→ **PROBLEM REQUIREMENTS**
Pick out each line of the records in which the word "name" appears.

========

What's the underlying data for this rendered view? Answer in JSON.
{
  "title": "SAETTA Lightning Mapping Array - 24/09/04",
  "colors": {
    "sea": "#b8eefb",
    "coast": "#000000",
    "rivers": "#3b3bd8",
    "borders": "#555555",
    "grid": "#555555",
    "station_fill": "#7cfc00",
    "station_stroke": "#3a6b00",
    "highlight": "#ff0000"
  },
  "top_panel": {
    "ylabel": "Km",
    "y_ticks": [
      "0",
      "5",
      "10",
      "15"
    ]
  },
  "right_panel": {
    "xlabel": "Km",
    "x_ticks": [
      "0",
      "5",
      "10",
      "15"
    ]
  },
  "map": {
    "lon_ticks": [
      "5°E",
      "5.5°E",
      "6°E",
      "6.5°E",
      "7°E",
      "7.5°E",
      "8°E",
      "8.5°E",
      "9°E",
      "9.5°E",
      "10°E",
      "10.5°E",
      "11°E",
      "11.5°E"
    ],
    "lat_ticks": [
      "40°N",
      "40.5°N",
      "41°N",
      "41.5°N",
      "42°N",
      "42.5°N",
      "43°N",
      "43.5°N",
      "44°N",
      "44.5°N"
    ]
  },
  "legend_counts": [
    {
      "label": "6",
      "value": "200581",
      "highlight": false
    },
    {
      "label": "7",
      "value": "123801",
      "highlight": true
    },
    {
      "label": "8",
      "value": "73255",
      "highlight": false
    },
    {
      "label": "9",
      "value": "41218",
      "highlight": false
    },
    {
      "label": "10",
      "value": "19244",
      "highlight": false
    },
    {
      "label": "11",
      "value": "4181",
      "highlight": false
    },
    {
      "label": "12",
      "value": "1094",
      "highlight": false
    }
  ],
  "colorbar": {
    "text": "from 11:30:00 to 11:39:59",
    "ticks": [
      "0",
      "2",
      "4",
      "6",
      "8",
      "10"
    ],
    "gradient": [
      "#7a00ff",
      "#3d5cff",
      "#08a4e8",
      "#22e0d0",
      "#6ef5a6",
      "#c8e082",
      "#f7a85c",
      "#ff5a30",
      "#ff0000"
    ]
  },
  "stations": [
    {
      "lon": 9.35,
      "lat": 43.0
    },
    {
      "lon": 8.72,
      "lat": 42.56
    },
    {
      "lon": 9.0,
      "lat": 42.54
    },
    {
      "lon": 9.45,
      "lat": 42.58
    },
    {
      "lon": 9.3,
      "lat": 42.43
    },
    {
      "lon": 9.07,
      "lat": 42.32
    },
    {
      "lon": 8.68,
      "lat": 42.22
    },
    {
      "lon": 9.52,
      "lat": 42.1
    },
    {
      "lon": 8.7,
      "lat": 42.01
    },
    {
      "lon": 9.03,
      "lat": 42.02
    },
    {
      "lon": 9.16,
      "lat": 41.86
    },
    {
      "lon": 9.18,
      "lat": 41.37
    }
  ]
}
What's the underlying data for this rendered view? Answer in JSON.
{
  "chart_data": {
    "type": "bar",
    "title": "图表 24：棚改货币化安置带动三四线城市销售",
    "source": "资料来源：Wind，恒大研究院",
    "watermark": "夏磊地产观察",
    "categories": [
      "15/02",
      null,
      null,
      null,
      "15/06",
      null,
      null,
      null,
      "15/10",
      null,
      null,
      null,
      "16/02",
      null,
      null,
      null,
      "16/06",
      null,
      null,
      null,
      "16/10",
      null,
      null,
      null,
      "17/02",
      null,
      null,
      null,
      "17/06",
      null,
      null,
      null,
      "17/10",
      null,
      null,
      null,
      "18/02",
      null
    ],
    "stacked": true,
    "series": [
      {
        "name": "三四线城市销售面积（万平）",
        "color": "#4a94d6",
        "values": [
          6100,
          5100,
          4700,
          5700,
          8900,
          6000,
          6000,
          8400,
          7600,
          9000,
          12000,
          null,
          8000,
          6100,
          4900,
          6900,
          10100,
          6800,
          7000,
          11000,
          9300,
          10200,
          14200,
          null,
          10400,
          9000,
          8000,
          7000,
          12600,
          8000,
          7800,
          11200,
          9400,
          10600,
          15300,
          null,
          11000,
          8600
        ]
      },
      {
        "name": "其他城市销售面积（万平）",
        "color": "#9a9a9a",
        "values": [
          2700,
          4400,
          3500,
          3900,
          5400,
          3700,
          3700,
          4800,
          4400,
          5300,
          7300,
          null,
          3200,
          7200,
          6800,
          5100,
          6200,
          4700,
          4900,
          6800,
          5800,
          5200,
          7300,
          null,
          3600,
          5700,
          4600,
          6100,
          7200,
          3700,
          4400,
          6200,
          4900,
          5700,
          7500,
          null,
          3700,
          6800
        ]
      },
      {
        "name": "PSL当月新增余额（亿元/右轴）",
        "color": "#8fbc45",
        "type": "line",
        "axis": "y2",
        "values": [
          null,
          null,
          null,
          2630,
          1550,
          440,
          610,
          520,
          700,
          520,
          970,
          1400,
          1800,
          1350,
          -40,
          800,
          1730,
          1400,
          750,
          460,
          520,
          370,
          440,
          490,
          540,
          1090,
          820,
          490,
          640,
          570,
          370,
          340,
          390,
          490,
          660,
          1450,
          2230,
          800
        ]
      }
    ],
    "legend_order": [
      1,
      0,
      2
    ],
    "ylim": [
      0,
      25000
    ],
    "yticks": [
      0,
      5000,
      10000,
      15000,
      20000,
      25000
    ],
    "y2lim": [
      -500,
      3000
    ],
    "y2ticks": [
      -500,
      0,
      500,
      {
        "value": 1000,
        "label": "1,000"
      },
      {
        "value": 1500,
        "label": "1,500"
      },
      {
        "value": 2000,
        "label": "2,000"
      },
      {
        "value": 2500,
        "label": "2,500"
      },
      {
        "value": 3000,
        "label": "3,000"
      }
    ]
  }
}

========

→ **THE REPLY**
        "name": "三四线城市销售面积（万平）",
        "name": "其他城市销售面积（万平）",
        "name": "PSL当月新增余额（亿元/右轴）",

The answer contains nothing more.